§ Required work: Output each of the following lines verbatim, without any changes.

§ Available data:
** Begin **

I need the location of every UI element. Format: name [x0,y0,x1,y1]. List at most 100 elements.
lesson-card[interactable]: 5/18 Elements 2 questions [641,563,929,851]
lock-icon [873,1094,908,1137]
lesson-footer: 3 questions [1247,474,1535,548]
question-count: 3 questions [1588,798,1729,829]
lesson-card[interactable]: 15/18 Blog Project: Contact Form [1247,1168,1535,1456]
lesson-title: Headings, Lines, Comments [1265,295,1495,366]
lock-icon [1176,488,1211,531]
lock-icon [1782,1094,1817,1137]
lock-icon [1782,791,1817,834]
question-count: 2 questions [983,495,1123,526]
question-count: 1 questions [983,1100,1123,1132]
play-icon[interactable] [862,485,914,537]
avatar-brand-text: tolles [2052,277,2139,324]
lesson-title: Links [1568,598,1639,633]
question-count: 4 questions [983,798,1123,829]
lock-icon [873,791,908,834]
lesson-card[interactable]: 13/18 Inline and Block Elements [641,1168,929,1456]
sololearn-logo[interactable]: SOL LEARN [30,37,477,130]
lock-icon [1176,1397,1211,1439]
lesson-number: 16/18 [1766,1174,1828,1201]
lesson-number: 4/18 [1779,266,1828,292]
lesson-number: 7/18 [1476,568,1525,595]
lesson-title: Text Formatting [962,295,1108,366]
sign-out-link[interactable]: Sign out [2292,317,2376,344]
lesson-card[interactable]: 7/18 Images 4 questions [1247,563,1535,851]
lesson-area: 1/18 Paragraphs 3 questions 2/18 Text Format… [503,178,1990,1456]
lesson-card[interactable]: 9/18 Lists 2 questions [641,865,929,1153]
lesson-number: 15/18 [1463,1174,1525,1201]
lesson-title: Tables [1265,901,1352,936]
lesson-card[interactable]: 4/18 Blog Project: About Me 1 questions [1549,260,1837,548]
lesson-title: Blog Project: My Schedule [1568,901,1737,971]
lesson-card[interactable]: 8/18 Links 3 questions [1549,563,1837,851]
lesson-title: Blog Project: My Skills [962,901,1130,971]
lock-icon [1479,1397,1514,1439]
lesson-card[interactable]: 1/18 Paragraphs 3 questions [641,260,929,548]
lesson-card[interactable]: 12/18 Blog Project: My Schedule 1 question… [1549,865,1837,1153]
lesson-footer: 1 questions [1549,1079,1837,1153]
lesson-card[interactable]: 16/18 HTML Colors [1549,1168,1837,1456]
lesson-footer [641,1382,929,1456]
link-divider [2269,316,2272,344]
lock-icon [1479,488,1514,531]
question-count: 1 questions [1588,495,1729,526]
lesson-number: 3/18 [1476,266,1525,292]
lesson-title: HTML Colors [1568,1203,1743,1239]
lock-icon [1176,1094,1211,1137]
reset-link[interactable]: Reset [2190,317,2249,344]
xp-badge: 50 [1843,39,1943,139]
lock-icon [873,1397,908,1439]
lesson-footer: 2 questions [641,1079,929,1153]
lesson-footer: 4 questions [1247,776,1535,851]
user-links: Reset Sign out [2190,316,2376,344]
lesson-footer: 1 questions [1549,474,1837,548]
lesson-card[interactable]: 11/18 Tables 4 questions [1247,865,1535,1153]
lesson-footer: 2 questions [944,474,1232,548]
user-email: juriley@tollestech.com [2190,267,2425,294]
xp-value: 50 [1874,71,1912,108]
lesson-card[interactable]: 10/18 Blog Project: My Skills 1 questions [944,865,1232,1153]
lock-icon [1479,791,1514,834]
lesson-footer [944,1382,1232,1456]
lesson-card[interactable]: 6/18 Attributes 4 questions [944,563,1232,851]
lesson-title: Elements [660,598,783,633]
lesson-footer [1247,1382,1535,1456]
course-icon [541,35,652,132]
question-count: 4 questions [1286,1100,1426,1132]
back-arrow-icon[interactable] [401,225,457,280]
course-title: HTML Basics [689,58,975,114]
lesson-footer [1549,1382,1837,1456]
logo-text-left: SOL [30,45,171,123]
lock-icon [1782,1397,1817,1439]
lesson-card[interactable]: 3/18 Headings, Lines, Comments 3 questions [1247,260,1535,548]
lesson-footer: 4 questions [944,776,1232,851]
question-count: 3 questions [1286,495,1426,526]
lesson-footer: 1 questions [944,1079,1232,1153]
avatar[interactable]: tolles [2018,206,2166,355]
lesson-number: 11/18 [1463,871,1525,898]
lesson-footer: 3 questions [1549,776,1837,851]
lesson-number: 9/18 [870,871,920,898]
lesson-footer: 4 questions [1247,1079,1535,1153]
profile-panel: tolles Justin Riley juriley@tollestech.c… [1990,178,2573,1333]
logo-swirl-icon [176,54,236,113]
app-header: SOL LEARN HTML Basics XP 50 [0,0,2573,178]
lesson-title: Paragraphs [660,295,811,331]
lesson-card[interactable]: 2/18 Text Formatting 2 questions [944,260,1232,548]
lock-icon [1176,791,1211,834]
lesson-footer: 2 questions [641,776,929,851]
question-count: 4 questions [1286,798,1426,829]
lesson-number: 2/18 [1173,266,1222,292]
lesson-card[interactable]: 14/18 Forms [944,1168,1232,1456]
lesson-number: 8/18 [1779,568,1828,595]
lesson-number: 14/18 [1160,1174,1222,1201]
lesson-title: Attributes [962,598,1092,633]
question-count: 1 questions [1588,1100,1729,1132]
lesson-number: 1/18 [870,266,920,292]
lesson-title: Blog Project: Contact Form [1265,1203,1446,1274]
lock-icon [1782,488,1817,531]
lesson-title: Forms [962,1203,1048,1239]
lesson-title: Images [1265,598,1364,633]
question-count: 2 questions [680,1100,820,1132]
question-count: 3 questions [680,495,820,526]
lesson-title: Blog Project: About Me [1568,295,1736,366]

** End **

§ Correct output:
I need the location of every UI element. Format: name [x0,y0,x1,y1]. List at most 100 elements.
lesson-card[interactable]: 5/18 Elements 2 questions [641,563,929,851]
lock-icon [873,1094,908,1137]
lesson-footer: 3 questions [1247,474,1535,548]
question-count: 3 questions [1588,798,1729,829]
lesson-card[interactable]: 15/18 Blog Project: Contact Form [1247,1168,1535,1456]
lesson-title: Headings, Lines, Comments [1265,295,1495,366]
lock-icon [1176,488,1211,531]
lock-icon [1782,1094,1817,1137]
lock-icon [1782,791,1817,834]
question-count: 2 questions [983,495,1123,526]
question-count: 1 questions [983,1100,1123,1132]
play-icon[interactable] [862,485,914,537]
avatar-brand-text: tolles [2052,277,2139,324]
lesson-title: Links [1568,598,1639,633]
question-count: 4 questions [983,798,1123,829]
lock-icon [873,791,908,834]
lesson-card[interactable]: 13/18 Inline and Block Elements [641,1168,929,1456]
sololearn-logo[interactable]: SOL LEARN [30,37,477,130]
lock-icon [1176,1397,1211,1439]
lesson-number: 16/18 [1766,1174,1828,1201]
lesson-number: 4/18 [1779,266,1828,292]
lesson-number: 7/18 [1476,568,1525,595]
lesson-title: Text Formatting [962,295,1108,366]
sign-out-link[interactable]: Sign out [2292,317,2376,344]
lesson-card[interactable]: 7/18 Images 4 questions [1247,563,1535,851]
lesson-area: 1/18 Paragraphs 3 questions 2/18 Text Format… [503,178,1990,1456]
lesson-card[interactable]: 9/18 Lists 2 questions [641,865,929,1153]
lesson-number: 15/18 [1463,1174,1525,1201]
lesson-title: Tables [1265,901,1352,936]
lesson-card[interactable]: 4/18 Blog Project: About Me 1 questions [1549,260,1837,548]
lesson-title: Blog Project: My Schedule [1568,901,1737,971]
lesson-card[interactable]: 8/18 Links 3 questions [1549,563,1837,851]
lesson-title: Blog Project: My Skills [962,901,1130,971]
lock-icon [1479,1397,1514,1439]
lesson-card[interactable]: 1/18 Paragraphs 3 questions [641,260,929,548]
lesson-card[interactable]: 12/18 Blog Project: My Schedule 1 question… [1549,865,1837,1153]
lesson-footer: 1 questions [1549,1079,1837,1153]
lesson-card[interactable]: 16/18 HTML Colors [1549,1168,1837,1456]
lesson-footer [641,1382,929,1456]
link-divider [2269,316,2272,344]
lock-icon [1479,488,1514,531]
question-count: 1 questions [1588,495,1729,526]
lesson-number: 3/18 [1476,266,1525,292]
lesson-title: HTML Colors [1568,1203,1743,1239]
lock-icon [1176,1094,1211,1137]
reset-link[interactable]: Reset [2190,317,2249,344]
xp-badge: 50 [1843,39,1943,139]
lock-icon [873,1397,908,1439]
lesson-footer: 2 questions [641,1079,929,1153]
lesson-footer: 4 questions [1247,776,1535,851]
user-links: Reset Sign out [2190,316,2376,344]
lesson-footer: 1 questions [1549,474,1837,548]
lesson-card[interactable]: 11/18 Tables 4 questions [1247,865,1535,1153]
lesson-footer: 2 questions [944,474,1232,548]
user-email: juriley@tollestech.com [2190,267,2425,294]
xp-value: 50 [1874,71,1912,108]
lesson-card[interactable]: 10/18 Blog Project: My Skills 1 questions [944,865,1232,1153]
lock-icon [1479,791,1514,834]
lesson-footer [944,1382,1232,1456]
lesson-card[interactable]: 6/18 Attributes 4 questions [944,563,1232,851]
lesson-title: Elements [660,598,783,633]
lesson-footer [1247,1382,1535,1456]
course-icon [541,35,652,132]
question-count: 4 questions [1286,1100,1426,1132]
back-arrow-icon[interactable] [401,225,457,280]
course-title: HTML Basics [689,58,975,114]
lesson-footer [1549,1382,1837,1456]
logo-text-left: SOL [30,45,171,123]
lock-icon [1782,1397,1817,1439]
lesson-card[interactable]: 3/18 Headings, Lines, Comments 3 questions [1247,260,1535,548]
lesson-footer: 4 questions [944,776,1232,851]
question-count: 3 questions [1286,495,1426,526]
lesson-footer: 1 questions [944,1079,1232,1153]
avatar[interactable]: tolles [2018,206,2166,355]
lesson-number: 11/18 [1463,871,1525,898]
lesson-footer: 3 questions [1549,776,1837,851]
lesson-number: 9/18 [870,871,920,898]
lesson-footer: 4 questions [1247,1079,1535,1153]
profile-panel: tolles Justin Riley juriley@tollestech.c… [1990,178,2573,1333]
logo-swirl-icon [176,54,236,113]
app-header: SOL LEARN HTML Basics XP 50 [0,0,2573,178]
lesson-title: Paragraphs [660,295,811,331]
lesson-card[interactable]: 2/18 Text Formatting 2 questions [944,260,1232,548]
lock-icon [1176,791,1211,834]
lesson-footer: 2 questions [641,776,929,851]
question-count: 4 questions [1286,798,1426,829]
lesson-number: 2/18 [1173,266,1222,292]
lesson-card[interactable]: 14/18 Forms [944,1168,1232,1456]
lesson-number: 8/18 [1779,568,1828,595]
lesson-number: 14/18 [1160,1174,1222,1201]
lesson-title: Attributes [962,598,1092,633]
question-count: 1 questions [1588,1100,1729,1132]
lesson-number: 1/18 [870,266,920,292]
lesson-title: Blog Project: Contact Form [1265,1203,1446,1274]
lock-icon [1782,488,1817,531]
lesson-title: Forms [962,1203,1048,1239]
lesson-title: Images [1265,598,1364,633]
question-count: 2 questions [680,1100,820,1132]
question-count: 3 questions [680,495,820,526]
lesson-title: Blog Project: About Me [1568,295,1736,366]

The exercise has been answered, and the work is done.